TASK STATEMENT: Check each line of the material below, and copy it if it holds the string "count".

[Data extracted from a collection]
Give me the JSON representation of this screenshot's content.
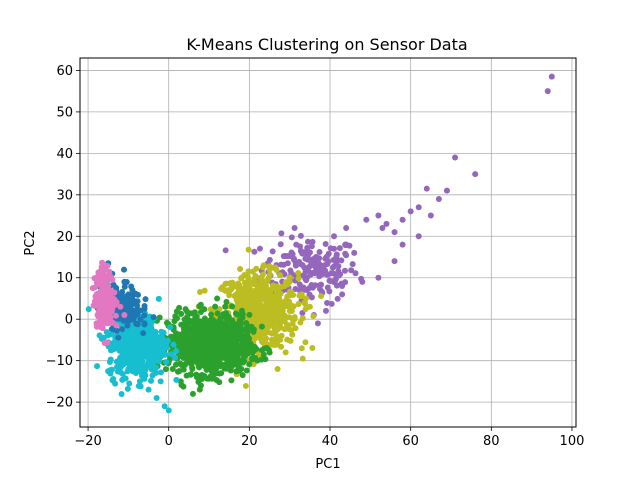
{
  "chart_data": {
    "type": "scatter",
    "title": "K-Means Clustering on Sensor Data",
    "xlabel": "PC1",
    "ylabel": "PC2",
    "xlim": [
      -22,
      101
    ],
    "ylim": [
      -26,
      63
    ],
    "xticks": [
      -20,
      0,
      20,
      40,
      60,
      80,
      100
    ],
    "yticks": [
      -20,
      -10,
      0,
      10,
      20,
      30,
      40,
      50,
      60
    ],
    "grid": true,
    "legend": "none",
    "clusters": [
      {
        "color": "#9467bd",
        "center": [
          35,
          12
        ],
        "spread": [
          6,
          4
        ],
        "count": 180,
        "points": [
          [
            95,
            58.5
          ],
          [
            94,
            55
          ],
          [
            71,
            39
          ],
          [
            76,
            35
          ],
          [
            64,
            31.5
          ],
          [
            67,
            29
          ],
          [
            69,
            31
          ],
          [
            62,
            27
          ],
          [
            65,
            25
          ],
          [
            60,
            26
          ],
          [
            58,
            24
          ],
          [
            54,
            23
          ],
          [
            52,
            25
          ],
          [
            49,
            24
          ],
          [
            56,
            21
          ],
          [
            53,
            22
          ],
          [
            62,
            20
          ],
          [
            58,
            18
          ],
          [
            44,
            22
          ],
          [
            41,
            20
          ],
          [
            56,
            14
          ],
          [
            48,
            9
          ],
          [
            43,
            6
          ],
          [
            39,
            2
          ],
          [
            36,
            1
          ],
          [
            37,
            -1
          ],
          [
            43,
            8
          ],
          [
            52,
            10
          ],
          [
            46,
            16
          ],
          [
            41,
            17
          ]
        ]
      },
      {
        "color": "#bcbd22",
        "center": [
          22,
          2
        ],
        "spread": [
          5,
          4.5
        ],
        "count": 600,
        "points": [
          [
            25,
            12
          ],
          [
            30,
            10
          ],
          [
            33,
            6
          ],
          [
            35,
            3
          ],
          [
            28,
            -4
          ],
          [
            24,
            -6
          ],
          [
            20,
            -7
          ],
          [
            29,
            -8
          ],
          [
            27,
            -12
          ],
          [
            33,
            -7
          ]
        ]
      },
      {
        "color": "#2ca02c",
        "center": [
          10,
          -6
        ],
        "spread": [
          5,
          3.5
        ],
        "count": 900,
        "points": [
          [
            1,
            -12
          ],
          [
            3,
            -15
          ],
          [
            7,
            -14
          ],
          [
            13,
            -13
          ],
          [
            18,
            -12
          ],
          [
            22,
            -10
          ],
          [
            25,
            -8
          ],
          [
            6,
            -18
          ],
          [
            8,
            -16
          ],
          [
            12,
            5
          ],
          [
            14,
            3
          ],
          [
            4,
            -4
          ],
          [
            17,
            -9
          ]
        ]
      },
      {
        "color": "#17becf",
        "center": [
          -8,
          -6
        ],
        "spread": [
          3.5,
          4
        ],
        "count": 500,
        "points": [
          [
            -1,
            -21
          ],
          [
            0,
            -22
          ],
          [
            -3,
            -19
          ],
          [
            -5,
            -17
          ],
          [
            -2,
            -15
          ],
          [
            -11,
            -4
          ],
          [
            -14,
            0
          ],
          [
            -10,
            -12
          ],
          [
            -6,
            -13
          ],
          [
            -3,
            -9
          ],
          [
            -1,
            -6
          ]
        ]
      },
      {
        "color": "#1f77b4",
        "center": [
          -12,
          3
        ],
        "spread": [
          2.5,
          2.5
        ],
        "count": 180,
        "points": [
          [
            -15,
            13.5
          ],
          [
            -14,
            11
          ],
          [
            -11,
            9
          ],
          [
            -9,
            7
          ],
          [
            -8,
            6
          ],
          [
            -6,
            2.5
          ],
          [
            -6,
            -1
          ],
          [
            -7,
            0
          ]
        ]
      },
      {
        "color": "#e377c2",
        "center": [
          -16,
          5
        ],
        "spread": [
          1.2,
          3.5
        ],
        "count": 200,
        "points": [
          [
            -17,
            11.5
          ],
          [
            -16,
            10
          ],
          [
            -15,
            8
          ],
          [
            -17,
            3
          ],
          [
            -16,
            0
          ],
          [
            -15,
            -1
          ],
          [
            -13,
            -1.5
          ],
          [
            -11,
            1
          ],
          [
            -12,
            3
          ]
        ]
      }
    ]
  }
}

EXERCISE OUTPUT:
        "count": 180,
        "count": 600,
        "count": 900,
        "count": 500,
        "count": 180,
        "count": 200,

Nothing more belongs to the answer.